**Prompt:**
In the records below, some lines contain the word "distretti". Copy each of them.

* * * * * * * * *

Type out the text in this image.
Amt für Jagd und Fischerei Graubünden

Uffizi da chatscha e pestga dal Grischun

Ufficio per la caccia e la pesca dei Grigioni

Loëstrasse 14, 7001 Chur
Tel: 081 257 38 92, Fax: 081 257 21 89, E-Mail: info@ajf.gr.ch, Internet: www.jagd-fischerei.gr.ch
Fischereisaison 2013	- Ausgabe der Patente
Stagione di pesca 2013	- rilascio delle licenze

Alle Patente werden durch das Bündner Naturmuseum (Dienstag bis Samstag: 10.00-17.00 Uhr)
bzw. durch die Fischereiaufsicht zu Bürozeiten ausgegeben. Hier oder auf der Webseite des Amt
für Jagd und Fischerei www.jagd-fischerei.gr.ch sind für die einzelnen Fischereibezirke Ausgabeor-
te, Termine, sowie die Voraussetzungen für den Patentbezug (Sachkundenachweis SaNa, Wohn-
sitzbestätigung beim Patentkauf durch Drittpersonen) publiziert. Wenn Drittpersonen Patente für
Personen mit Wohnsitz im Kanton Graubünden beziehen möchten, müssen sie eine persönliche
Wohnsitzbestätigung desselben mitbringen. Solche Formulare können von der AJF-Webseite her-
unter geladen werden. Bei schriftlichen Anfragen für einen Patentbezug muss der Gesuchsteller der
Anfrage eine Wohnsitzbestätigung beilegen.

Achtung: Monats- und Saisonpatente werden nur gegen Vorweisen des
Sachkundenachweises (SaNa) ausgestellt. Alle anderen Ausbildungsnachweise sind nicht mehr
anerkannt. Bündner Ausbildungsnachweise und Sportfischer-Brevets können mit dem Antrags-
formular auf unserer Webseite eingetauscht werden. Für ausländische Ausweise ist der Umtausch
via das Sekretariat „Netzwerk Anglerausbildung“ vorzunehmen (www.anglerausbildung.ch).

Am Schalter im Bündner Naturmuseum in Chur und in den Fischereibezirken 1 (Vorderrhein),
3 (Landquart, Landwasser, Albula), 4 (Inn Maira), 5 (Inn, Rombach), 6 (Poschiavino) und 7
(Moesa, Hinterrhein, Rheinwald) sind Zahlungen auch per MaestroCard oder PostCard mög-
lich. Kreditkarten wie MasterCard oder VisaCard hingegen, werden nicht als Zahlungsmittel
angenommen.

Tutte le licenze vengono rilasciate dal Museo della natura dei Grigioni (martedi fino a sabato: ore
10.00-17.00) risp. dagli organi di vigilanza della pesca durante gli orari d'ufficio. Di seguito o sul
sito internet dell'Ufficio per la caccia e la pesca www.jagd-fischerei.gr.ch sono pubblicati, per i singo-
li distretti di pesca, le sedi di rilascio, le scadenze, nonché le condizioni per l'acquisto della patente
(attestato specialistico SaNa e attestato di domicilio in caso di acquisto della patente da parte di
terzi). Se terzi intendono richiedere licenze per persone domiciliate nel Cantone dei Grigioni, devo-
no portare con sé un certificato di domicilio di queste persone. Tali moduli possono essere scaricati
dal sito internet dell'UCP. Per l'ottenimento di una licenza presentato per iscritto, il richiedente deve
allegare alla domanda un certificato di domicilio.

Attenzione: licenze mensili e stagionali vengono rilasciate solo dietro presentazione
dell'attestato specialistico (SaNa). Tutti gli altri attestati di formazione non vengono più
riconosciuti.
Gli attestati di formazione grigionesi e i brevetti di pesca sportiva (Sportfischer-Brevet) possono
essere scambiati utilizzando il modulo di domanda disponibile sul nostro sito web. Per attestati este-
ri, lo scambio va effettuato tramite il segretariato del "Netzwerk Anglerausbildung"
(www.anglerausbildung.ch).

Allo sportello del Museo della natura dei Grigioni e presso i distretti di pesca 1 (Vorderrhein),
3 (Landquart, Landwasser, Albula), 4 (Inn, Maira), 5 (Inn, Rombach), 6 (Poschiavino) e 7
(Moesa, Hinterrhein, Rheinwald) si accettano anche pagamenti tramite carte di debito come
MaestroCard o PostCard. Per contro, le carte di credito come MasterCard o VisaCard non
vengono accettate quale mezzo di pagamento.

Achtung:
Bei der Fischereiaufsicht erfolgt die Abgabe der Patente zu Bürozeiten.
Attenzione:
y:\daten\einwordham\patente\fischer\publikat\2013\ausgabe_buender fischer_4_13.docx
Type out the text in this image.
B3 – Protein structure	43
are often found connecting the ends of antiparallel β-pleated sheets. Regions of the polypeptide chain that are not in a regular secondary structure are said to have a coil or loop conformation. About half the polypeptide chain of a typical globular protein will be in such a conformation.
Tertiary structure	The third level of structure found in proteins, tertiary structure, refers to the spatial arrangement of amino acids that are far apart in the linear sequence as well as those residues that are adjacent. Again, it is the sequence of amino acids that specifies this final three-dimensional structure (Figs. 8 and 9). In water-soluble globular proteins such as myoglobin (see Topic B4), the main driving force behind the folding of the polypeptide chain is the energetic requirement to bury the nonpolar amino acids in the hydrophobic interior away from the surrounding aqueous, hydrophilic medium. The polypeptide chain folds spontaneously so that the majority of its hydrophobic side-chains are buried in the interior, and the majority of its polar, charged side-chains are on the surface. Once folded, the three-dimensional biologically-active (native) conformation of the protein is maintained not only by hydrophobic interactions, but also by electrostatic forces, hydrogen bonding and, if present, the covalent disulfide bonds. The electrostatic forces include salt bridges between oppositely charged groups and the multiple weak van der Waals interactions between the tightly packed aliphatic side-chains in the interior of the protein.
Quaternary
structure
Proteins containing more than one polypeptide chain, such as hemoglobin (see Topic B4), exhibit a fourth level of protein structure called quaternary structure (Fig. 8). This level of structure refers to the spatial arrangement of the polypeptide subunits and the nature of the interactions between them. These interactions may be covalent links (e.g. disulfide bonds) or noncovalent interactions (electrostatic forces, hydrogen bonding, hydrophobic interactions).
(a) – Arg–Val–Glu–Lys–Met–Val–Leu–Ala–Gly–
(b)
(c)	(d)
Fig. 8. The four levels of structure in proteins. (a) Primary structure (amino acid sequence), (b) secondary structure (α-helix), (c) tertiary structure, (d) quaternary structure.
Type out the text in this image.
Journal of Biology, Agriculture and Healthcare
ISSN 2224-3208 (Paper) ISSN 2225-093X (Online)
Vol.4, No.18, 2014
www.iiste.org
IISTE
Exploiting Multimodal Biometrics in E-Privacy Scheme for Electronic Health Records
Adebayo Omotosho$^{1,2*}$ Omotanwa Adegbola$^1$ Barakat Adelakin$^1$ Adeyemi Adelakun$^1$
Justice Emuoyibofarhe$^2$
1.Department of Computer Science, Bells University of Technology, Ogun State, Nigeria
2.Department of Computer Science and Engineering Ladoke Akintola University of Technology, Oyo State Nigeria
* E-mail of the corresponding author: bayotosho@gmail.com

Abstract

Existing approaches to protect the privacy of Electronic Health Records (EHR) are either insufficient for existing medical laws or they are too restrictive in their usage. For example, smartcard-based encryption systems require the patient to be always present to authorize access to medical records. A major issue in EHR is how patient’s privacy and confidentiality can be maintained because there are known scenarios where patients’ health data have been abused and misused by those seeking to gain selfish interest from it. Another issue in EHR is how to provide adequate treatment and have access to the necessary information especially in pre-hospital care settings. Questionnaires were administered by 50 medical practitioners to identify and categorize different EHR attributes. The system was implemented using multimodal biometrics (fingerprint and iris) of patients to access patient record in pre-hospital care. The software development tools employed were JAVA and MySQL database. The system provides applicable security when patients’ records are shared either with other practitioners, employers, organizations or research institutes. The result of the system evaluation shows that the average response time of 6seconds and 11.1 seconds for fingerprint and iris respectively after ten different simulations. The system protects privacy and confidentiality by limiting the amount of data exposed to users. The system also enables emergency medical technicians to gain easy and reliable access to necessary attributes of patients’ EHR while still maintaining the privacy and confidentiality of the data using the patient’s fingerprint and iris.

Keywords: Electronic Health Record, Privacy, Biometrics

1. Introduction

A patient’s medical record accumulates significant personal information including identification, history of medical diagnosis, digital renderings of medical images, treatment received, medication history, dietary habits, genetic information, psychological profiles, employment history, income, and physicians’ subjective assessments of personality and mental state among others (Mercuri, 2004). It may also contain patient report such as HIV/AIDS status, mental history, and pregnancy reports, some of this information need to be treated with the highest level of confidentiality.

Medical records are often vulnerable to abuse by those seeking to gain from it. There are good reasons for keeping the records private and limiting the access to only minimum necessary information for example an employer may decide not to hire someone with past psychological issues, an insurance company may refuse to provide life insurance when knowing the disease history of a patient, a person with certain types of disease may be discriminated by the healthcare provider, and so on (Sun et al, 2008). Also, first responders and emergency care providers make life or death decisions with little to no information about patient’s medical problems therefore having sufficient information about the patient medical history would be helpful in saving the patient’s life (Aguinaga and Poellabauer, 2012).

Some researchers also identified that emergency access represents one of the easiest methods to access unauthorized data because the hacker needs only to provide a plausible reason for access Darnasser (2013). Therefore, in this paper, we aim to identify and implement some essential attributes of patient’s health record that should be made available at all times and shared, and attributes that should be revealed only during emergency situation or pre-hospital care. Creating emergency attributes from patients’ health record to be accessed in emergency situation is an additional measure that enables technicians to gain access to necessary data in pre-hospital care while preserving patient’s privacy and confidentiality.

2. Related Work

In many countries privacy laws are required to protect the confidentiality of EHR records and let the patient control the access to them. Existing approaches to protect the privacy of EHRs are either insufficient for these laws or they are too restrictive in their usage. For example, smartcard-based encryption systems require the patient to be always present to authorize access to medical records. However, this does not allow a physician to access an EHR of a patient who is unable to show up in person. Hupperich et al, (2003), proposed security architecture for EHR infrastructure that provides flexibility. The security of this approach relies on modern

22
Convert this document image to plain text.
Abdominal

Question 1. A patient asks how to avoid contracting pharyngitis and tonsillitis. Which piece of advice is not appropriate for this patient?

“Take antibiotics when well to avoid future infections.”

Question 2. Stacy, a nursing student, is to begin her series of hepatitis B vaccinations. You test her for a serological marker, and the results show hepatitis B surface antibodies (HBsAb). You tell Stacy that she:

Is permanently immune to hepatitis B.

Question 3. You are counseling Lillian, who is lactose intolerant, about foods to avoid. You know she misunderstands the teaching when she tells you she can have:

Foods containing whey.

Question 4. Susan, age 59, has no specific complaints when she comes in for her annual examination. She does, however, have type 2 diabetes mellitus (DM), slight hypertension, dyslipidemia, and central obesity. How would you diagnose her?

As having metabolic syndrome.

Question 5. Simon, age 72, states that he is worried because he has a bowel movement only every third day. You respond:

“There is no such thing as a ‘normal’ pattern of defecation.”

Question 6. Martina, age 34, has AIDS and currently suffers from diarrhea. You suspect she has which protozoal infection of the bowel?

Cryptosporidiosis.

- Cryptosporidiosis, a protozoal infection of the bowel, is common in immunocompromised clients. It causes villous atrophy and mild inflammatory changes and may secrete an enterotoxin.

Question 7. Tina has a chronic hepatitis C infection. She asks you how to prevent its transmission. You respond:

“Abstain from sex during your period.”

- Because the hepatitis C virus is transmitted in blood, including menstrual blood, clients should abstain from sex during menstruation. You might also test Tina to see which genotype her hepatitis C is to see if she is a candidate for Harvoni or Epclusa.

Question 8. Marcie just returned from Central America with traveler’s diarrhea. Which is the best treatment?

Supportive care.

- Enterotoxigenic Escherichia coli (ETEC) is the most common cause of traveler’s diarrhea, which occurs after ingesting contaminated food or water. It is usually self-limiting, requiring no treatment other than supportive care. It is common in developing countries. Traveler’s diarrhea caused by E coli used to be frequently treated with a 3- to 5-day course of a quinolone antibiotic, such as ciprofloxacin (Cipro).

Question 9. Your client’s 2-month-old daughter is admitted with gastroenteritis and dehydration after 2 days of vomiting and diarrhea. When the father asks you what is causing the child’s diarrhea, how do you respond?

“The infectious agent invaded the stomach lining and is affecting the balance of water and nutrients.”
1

* * * * * * * * *

**Written solution:**
li distretti di pesca, le sedi di rilascio, le scadenze, nonché le condizioni per l'acquisto della patente
Allo sportello del Museo della natura dei Grigioni e presso i distretti di pesca 1 (Vorderrhein),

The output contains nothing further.